### Data shown
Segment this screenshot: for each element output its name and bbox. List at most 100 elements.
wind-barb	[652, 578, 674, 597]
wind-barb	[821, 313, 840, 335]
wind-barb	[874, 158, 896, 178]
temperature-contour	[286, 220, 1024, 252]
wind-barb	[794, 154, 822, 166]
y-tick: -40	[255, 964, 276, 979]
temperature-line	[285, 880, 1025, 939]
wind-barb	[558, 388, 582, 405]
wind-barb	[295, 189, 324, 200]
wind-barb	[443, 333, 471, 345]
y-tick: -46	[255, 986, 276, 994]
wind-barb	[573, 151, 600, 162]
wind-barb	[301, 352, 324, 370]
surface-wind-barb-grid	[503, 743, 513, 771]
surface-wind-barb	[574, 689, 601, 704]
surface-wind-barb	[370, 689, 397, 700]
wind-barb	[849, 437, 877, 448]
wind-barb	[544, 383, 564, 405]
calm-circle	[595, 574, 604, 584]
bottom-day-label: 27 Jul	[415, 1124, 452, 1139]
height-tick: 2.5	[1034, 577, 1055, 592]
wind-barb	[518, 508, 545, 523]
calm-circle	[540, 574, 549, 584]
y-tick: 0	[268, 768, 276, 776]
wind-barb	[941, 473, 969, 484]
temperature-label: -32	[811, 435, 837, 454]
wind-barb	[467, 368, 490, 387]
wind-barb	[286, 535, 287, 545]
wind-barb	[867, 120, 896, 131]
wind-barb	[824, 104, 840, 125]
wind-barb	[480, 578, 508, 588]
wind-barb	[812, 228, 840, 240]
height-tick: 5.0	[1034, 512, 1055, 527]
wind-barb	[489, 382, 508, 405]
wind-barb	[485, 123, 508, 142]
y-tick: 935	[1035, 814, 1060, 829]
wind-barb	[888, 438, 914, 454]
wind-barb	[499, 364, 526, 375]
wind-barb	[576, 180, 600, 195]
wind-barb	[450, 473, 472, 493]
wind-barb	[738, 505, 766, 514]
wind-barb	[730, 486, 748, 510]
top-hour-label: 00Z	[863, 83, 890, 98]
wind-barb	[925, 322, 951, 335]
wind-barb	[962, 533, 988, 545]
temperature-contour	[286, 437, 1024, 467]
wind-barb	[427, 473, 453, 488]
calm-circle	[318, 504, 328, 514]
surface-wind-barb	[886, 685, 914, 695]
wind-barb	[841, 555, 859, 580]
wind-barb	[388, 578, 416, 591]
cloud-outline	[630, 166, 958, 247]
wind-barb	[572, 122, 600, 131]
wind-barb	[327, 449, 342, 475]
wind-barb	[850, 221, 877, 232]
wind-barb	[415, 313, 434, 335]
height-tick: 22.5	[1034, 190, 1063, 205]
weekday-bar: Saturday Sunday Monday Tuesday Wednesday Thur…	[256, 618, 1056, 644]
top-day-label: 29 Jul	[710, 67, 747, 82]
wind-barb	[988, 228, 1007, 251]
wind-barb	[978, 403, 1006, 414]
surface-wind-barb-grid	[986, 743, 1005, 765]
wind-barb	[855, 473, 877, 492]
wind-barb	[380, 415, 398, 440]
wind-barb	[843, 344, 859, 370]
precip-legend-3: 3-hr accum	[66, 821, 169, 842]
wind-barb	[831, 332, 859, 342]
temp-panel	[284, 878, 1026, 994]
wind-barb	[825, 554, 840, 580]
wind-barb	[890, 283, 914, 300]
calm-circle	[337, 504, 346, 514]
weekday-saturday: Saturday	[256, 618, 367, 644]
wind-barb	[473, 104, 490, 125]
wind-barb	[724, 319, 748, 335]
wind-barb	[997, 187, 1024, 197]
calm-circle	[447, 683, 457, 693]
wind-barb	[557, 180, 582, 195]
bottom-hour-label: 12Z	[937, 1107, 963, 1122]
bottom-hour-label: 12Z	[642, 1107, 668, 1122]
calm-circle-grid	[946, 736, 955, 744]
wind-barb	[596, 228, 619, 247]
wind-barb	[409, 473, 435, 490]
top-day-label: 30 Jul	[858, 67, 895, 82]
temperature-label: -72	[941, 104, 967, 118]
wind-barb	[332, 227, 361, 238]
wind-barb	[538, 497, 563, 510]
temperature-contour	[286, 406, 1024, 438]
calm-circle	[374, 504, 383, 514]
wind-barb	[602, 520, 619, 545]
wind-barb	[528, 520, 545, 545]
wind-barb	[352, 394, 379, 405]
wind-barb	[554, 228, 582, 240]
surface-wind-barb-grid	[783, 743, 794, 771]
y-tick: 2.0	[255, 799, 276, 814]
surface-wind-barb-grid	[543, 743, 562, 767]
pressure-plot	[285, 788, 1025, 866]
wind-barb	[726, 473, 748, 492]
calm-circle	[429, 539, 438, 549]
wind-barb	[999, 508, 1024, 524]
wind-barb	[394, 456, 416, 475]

### Set task
Starting with the first row and ending with the row that contains "964, 276, 979]", give those rows as a JSON list of strings, one string per line and no blank lines.

### Final result
[
  "Segment this screenshot: for each element output its name and bbox. List at most 100 elements.",
  "wind-barb\t[652, 578, 674, 597]",
  "wind-barb\t[821, 313, 840, 335]",
  "wind-barb\t[874, 158, 896, 178]",
  "temperature-contour\t[286, 220, 1024, 252]",
  "wind-barb\t[794, 154, 822, 166]",
  "y-tick: -40\t[255, 964, 276, 979]"
]